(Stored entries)
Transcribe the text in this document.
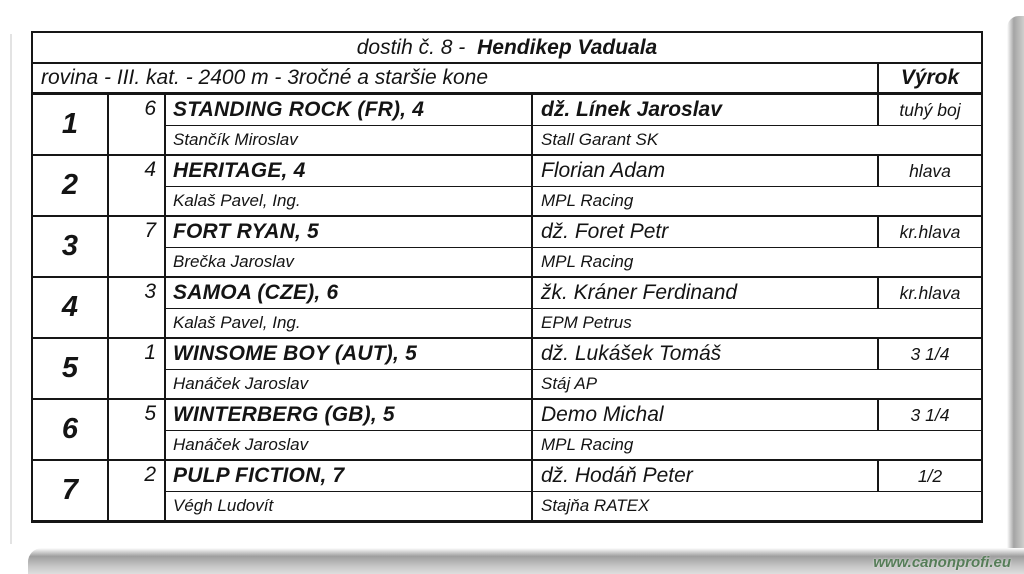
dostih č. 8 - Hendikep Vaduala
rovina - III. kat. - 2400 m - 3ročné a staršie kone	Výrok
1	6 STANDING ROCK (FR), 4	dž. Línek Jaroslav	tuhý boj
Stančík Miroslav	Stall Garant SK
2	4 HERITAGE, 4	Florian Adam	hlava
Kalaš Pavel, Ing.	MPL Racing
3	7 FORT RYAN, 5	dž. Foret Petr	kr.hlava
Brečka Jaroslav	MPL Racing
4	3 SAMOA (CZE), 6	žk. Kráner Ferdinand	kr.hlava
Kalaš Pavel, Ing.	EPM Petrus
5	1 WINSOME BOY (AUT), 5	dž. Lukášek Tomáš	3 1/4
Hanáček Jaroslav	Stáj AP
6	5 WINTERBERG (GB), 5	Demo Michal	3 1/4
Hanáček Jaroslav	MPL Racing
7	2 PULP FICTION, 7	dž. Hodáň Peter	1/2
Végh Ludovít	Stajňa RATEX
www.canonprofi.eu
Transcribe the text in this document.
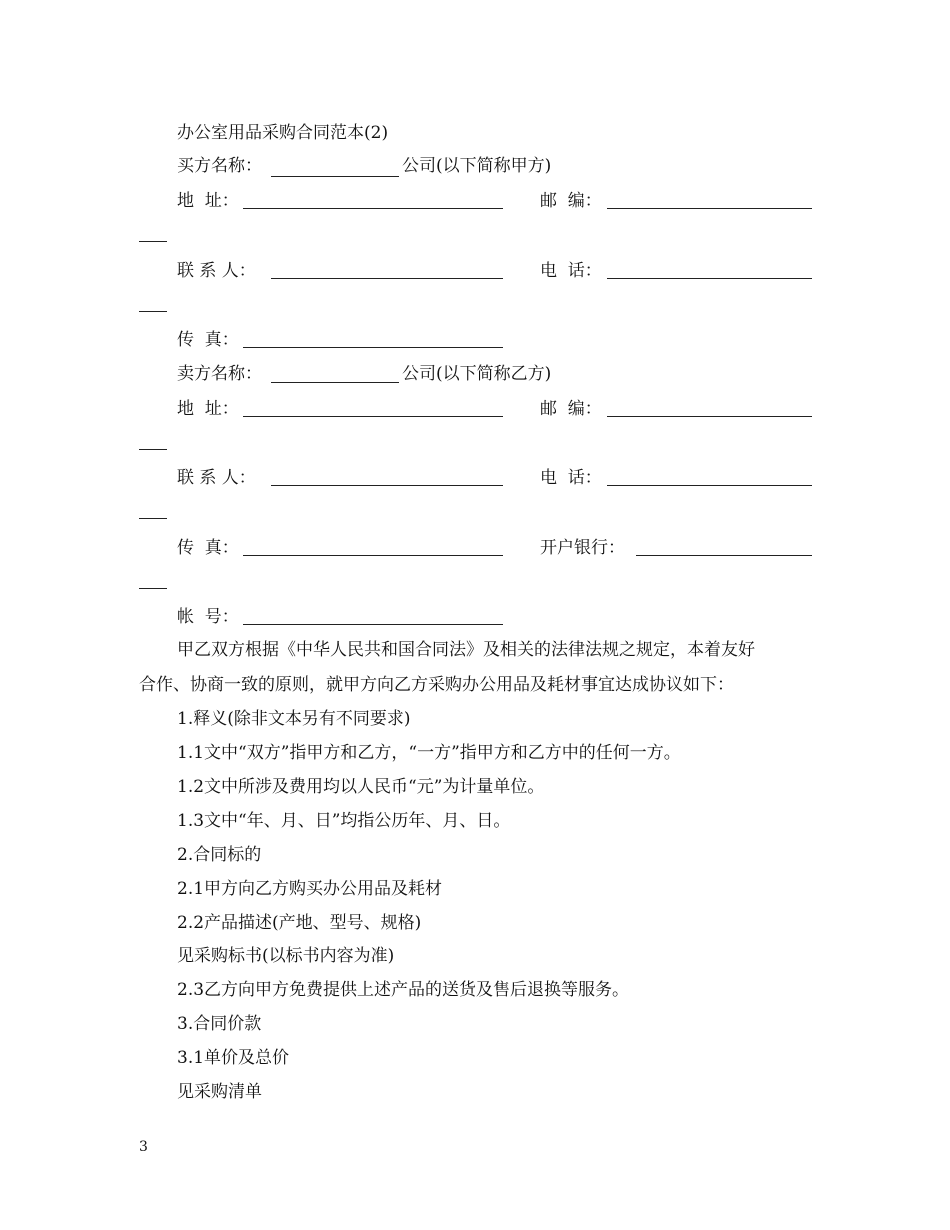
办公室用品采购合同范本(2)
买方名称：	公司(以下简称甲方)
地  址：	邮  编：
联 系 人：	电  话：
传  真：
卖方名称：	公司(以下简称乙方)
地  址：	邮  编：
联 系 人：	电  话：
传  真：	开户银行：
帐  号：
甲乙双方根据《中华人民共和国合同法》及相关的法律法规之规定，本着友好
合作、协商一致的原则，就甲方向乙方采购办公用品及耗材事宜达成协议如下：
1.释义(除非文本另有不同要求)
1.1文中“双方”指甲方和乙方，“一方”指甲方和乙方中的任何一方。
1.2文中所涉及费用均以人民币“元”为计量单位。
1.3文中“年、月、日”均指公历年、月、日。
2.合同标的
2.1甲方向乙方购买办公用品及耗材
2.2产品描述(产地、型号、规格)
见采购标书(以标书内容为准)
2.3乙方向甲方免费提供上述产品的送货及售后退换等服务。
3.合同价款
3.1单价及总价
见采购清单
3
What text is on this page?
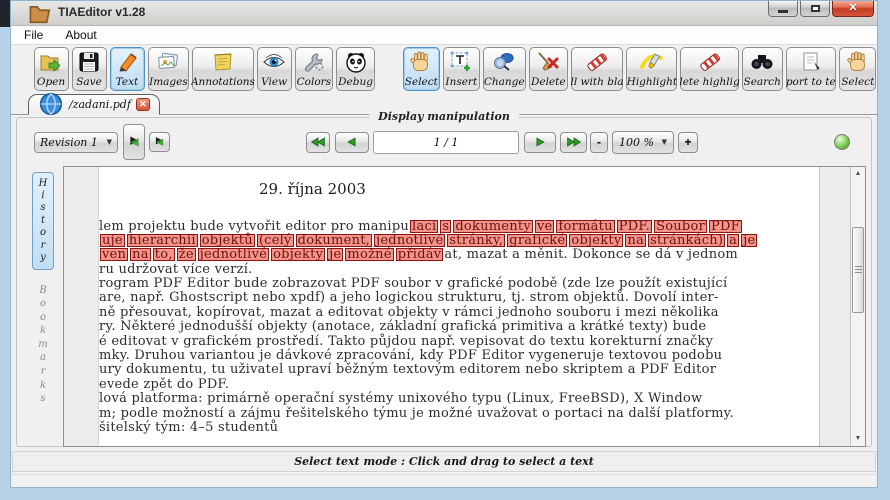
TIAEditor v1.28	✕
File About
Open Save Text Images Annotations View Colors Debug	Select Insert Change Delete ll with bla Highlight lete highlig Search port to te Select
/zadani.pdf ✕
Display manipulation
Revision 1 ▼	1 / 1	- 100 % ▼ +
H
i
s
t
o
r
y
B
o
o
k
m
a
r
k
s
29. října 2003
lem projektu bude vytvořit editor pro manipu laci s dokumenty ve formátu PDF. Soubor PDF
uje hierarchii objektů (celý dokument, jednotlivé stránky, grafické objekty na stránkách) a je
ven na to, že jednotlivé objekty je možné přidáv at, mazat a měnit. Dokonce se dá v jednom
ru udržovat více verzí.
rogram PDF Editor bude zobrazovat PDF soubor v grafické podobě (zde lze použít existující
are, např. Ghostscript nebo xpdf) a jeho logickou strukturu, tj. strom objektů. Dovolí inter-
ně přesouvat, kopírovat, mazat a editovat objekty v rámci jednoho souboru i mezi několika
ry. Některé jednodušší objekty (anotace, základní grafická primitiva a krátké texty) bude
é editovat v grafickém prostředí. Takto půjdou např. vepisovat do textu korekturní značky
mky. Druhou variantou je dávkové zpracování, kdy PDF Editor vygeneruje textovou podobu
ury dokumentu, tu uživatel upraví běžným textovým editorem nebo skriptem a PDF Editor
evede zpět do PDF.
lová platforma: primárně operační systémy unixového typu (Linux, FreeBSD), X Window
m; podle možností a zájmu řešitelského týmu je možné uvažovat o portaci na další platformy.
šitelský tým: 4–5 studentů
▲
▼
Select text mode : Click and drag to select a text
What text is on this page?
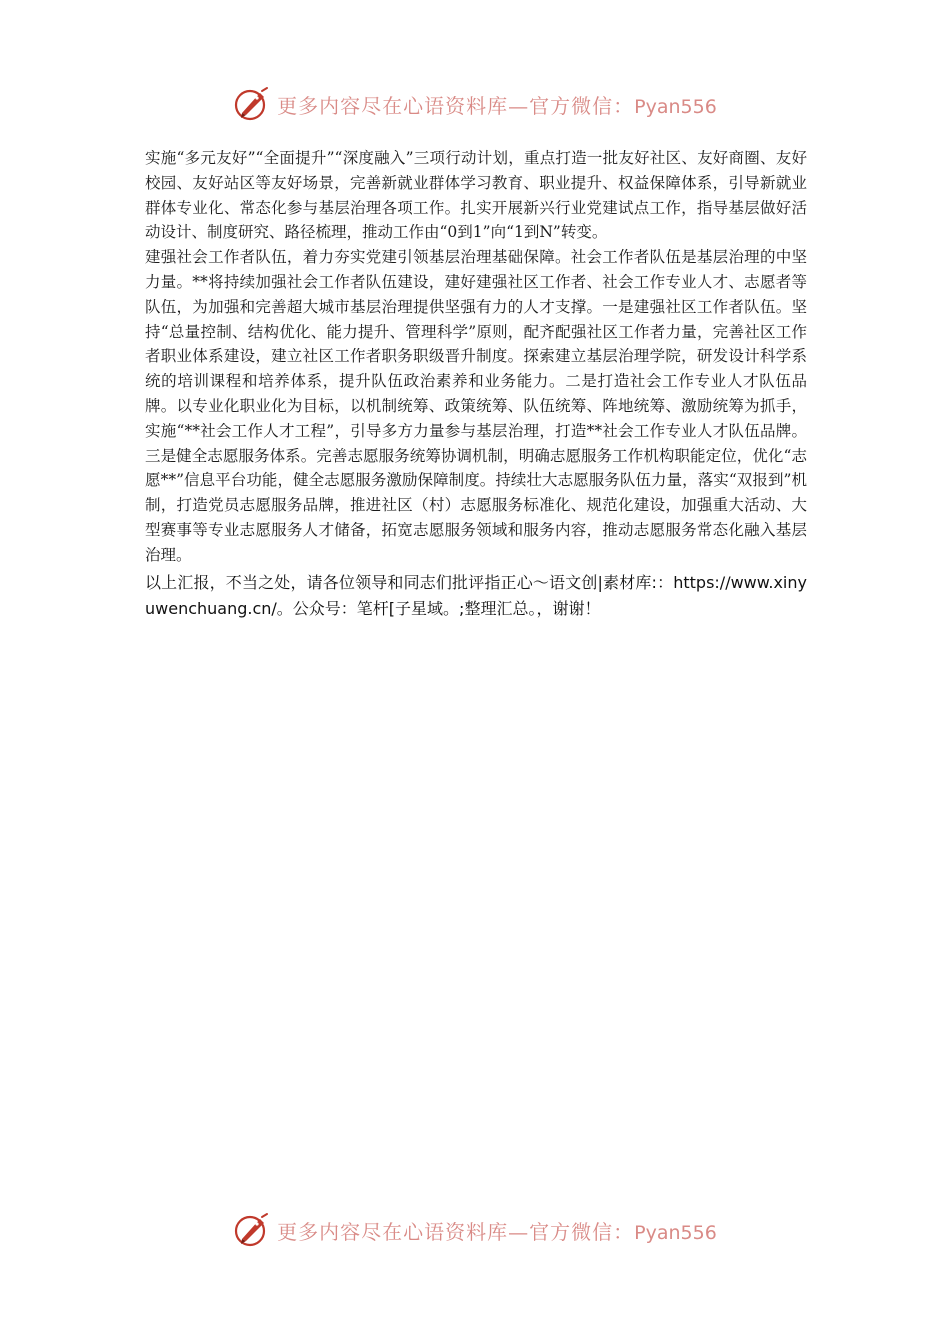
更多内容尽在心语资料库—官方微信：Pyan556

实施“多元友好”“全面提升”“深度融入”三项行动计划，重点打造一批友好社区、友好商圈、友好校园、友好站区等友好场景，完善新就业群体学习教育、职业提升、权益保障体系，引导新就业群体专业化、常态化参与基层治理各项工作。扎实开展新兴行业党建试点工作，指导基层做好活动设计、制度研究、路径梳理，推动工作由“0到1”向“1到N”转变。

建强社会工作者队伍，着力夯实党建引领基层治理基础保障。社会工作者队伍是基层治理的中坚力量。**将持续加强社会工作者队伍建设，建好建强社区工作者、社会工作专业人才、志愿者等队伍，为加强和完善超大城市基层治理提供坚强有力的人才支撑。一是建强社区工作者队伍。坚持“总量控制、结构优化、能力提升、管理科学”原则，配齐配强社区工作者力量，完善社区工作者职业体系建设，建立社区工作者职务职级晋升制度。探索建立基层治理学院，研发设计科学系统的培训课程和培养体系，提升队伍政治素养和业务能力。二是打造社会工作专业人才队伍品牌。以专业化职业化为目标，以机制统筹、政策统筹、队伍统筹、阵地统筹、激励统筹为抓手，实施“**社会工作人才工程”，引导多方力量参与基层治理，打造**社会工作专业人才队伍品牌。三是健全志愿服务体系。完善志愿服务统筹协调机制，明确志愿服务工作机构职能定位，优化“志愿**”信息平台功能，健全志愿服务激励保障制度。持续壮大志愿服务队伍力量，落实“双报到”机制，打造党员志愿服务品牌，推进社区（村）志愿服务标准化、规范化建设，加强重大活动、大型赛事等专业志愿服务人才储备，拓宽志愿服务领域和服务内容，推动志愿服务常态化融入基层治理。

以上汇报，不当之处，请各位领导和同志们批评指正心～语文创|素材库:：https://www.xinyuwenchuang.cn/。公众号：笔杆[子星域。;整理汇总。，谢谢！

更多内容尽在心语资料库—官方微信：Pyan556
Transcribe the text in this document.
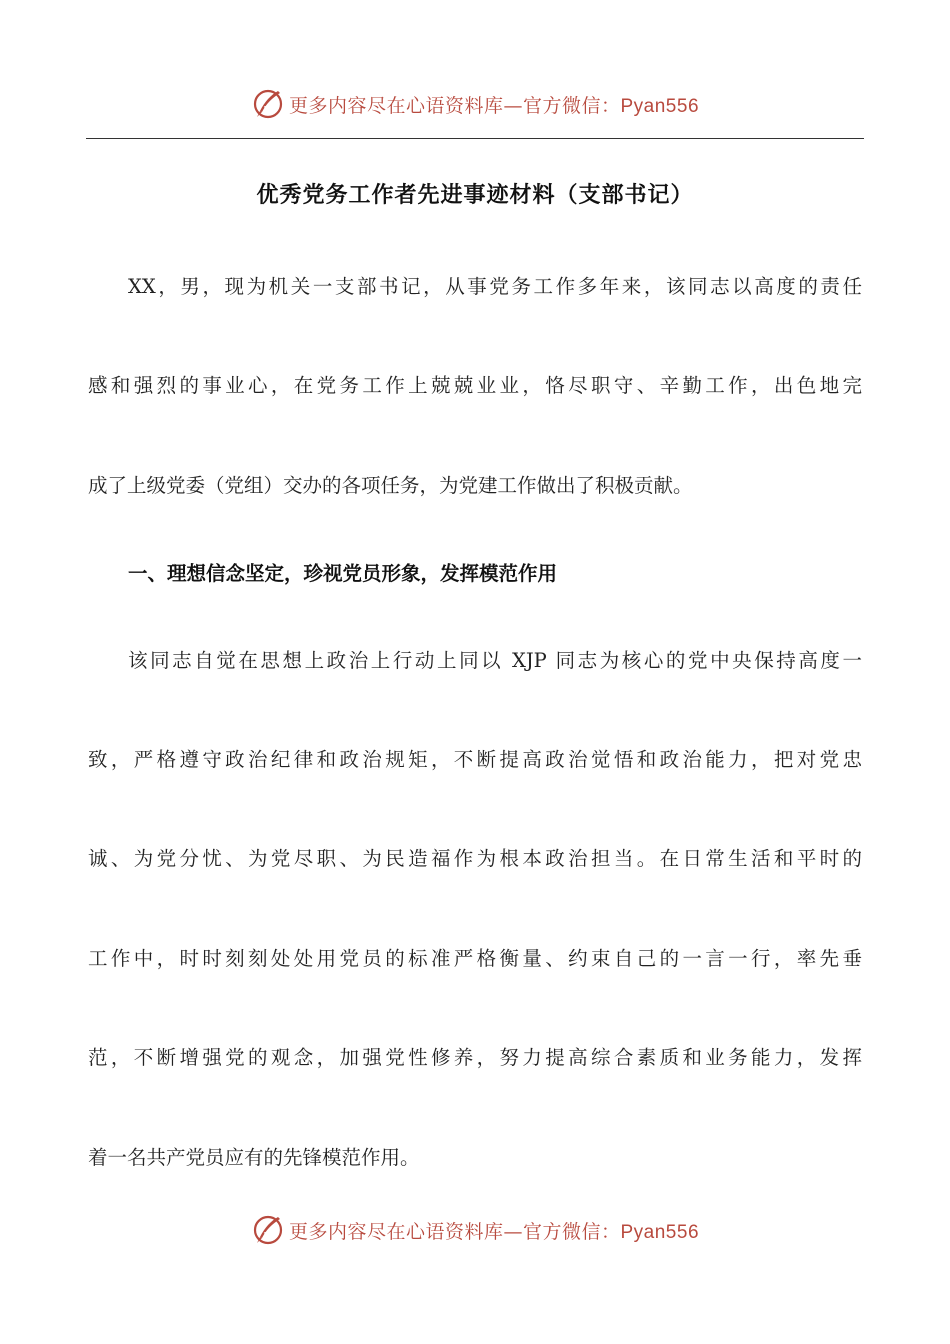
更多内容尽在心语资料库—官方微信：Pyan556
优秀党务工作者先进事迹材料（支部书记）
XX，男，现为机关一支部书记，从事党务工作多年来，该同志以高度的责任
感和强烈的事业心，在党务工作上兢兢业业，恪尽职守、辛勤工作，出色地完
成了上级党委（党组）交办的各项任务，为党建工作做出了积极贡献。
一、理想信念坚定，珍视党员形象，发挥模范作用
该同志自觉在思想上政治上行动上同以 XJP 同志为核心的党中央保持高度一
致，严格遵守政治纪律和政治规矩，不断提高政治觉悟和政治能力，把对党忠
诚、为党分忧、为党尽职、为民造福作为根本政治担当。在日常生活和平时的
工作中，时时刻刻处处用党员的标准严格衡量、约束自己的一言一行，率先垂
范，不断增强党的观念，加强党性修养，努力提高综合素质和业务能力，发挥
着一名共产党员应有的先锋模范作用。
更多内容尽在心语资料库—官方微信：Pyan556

- Stated problem: Using the listing above, pick out each line that contains the word "jednotlivé", then copy it.

- Expected output:
uje hierarchii objektů (celý dokument, jednotlivé stránky, grafické objekty na stránkách) a je
ven na to, že jednotlivé objekty je možné přidáv at, mazat a měnit. Dokonce se dá v jednom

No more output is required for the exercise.